%%
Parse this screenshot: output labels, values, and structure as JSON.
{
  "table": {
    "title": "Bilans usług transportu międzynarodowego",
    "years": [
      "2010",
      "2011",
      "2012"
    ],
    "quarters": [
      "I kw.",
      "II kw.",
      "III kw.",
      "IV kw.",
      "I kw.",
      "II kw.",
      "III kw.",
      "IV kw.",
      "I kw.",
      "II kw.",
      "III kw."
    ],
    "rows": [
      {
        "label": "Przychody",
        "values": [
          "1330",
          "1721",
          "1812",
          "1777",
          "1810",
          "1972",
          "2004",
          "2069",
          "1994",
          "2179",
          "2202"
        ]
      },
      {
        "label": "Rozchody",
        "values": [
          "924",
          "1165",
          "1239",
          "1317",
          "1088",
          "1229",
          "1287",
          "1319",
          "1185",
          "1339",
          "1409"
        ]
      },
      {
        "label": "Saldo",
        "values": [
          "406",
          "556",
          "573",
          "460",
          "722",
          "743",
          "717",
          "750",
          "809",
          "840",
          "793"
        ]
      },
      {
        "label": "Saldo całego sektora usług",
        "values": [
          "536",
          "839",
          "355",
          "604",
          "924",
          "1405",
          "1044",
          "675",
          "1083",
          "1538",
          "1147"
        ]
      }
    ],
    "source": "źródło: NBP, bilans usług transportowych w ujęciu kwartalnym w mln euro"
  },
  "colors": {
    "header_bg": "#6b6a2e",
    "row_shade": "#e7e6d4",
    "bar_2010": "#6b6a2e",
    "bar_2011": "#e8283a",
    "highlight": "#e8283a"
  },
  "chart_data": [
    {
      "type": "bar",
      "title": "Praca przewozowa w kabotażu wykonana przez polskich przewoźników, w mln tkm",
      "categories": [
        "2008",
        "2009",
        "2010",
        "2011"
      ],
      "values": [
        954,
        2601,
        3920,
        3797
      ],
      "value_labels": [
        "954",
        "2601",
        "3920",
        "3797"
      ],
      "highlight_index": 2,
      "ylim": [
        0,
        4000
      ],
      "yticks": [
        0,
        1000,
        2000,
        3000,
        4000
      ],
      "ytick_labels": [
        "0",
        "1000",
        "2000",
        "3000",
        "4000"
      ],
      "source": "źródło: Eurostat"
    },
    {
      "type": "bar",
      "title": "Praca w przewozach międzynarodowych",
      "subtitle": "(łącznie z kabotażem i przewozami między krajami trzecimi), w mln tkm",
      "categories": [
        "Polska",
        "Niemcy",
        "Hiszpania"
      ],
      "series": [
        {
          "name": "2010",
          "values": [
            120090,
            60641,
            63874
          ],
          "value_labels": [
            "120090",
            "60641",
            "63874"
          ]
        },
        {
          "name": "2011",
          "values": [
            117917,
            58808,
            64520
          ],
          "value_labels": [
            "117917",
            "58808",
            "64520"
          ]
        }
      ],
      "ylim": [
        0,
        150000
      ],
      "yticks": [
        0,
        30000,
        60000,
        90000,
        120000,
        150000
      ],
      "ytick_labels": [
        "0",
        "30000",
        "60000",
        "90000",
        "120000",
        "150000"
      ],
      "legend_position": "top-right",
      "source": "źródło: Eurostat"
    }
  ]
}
%%
Pull out all lines from the listing that contain the string "Saldo".

Written response =>
        "label": "Saldo",
        "label": "Saldo całego sektora usług",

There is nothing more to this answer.